Nothing should be left out: output all of the entries exactly.

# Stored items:
⟨

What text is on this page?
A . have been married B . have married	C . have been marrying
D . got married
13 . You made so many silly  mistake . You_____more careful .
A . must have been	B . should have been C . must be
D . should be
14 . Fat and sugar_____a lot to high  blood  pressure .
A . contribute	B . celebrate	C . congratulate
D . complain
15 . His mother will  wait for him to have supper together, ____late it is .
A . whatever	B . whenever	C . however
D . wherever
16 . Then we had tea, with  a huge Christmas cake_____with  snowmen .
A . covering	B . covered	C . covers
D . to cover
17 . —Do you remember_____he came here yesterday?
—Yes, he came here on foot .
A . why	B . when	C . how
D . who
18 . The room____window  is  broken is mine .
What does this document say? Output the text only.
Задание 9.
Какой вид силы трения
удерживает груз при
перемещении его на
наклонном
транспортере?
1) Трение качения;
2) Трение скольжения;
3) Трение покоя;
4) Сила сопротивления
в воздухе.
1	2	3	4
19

⟩

# Exercise answer:
What text is on this page?
A . have been married B . have married	C . have been marrying
D . got married
13 . You made so many silly  mistake . You_____more careful .
A . must have been	B . should have been C . must be
D . should be
14 . Fat and sugar_____a lot to high  blood  pressure .
A . contribute	B . celebrate	C . congratulate
D . complain
15 . His mother will  wait for him to have supper together, ____late it is .
A . whatever	B . whenever	C . however
D . wherever
16 . Then we had tea, with  a huge Christmas cake_____with  snowmen .
A . covering	B . covered	C . covers
D . to cover
17 . —Do you remember_____he came here yesterday?
—Yes, he came here on foot .
A . why	B . when	C . how
D . who
18 . The room____window  is  broken is mine .
What does this document say? Output the text only.
Задание 9.
Какой вид силы трения
удерживает груз при
перемещении его на
наклонном
транспортере?
1) Трение качения;
2) Трение скольжения;
3) Трение покоя;
4) Сила сопротивления
в воздухе.
1	2	3	4
19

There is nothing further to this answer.